• [Exercise brief] Take the entries below and print all of them exactly, please.

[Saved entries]
_ _ _ _ _ _ _

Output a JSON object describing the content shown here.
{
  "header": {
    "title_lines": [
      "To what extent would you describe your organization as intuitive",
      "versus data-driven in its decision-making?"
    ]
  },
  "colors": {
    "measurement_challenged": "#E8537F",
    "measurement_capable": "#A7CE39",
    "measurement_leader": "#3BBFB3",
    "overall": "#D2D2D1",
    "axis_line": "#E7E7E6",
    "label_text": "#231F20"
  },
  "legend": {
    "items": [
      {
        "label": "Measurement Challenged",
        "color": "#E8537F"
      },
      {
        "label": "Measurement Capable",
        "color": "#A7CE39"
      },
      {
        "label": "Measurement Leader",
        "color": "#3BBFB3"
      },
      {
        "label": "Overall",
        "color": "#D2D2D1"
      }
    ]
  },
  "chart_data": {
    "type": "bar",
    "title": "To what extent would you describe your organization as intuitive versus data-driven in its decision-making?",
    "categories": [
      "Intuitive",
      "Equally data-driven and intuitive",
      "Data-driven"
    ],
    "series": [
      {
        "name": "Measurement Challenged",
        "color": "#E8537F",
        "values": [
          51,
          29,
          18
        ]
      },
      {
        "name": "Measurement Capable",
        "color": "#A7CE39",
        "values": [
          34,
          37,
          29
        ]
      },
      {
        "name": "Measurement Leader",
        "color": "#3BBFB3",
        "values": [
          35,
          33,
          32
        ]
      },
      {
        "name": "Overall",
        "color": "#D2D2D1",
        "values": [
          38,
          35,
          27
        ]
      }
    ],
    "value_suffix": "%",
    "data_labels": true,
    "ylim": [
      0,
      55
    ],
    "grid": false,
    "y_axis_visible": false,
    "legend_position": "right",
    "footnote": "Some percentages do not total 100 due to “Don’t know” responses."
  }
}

_ _ _ _ _ _ _

• [Problem solution]
Output a JSON object describing the content shown here.
{
  "header": {
    "title_lines": [
      "To what extent would you describe your organization as intuitive",
      "versus data-driven in its decision-making?"
    ]
  },
  "colors": {
    "measurement_challenged": "#E8537F",
    "measurement_capable": "#A7CE39",
    "measurement_leader": "#3BBFB3",
    "overall": "#D2D2D1",
    "axis_line": "#E7E7E6",
    "label_text": "#231F20"
  },
  "legend": {
    "items": [
      {
        "label": "Measurement Challenged",
        "color": "#E8537F"
      },
      {
        "label": "Measurement Capable",
        "color": "#A7CE39"
      },
      {
        "label": "Measurement Leader",
        "color": "#3BBFB3"
      },
      {
        "label": "Overall",
        "color": "#D2D2D1"
      }
    ]
  },
  "chart_data": {
    "type": "bar",
    "title": "To what extent would you describe your organization as intuitive versus data-driven in its decision-making?",
    "categories": [
      "Intuitive",
      "Equally data-driven and intuitive",
      "Data-driven"
    ],
    "series": [
      {
        "name": "Measurement Challenged",
        "color": "#E8537F",
        "values": [
          51,
          29,
          18
        ]
      },
      {
        "name": "Measurement Capable",
        "color": "#A7CE39",
        "values": [
          34,
          37,
          29
        ]
      },
      {
        "name": "Measurement Leader",
        "color": "#3BBFB3",
        "values": [
          35,
          33,
          32
        ]
      },
      {
        "name": "Overall",
        "color": "#D2D2D1",
        "values": [
          38,
          35,
          27
        ]
      }
    ],
    "value_suffix": "%",
    "data_labels": true,
    "ylim": [
      0,
      55
    ],
    "grid": false,
    "y_axis_visible": false,
    "legend_position": "right",
    "footnote": "Some percentages do not total 100 due to “Don’t know” responses."
  }
}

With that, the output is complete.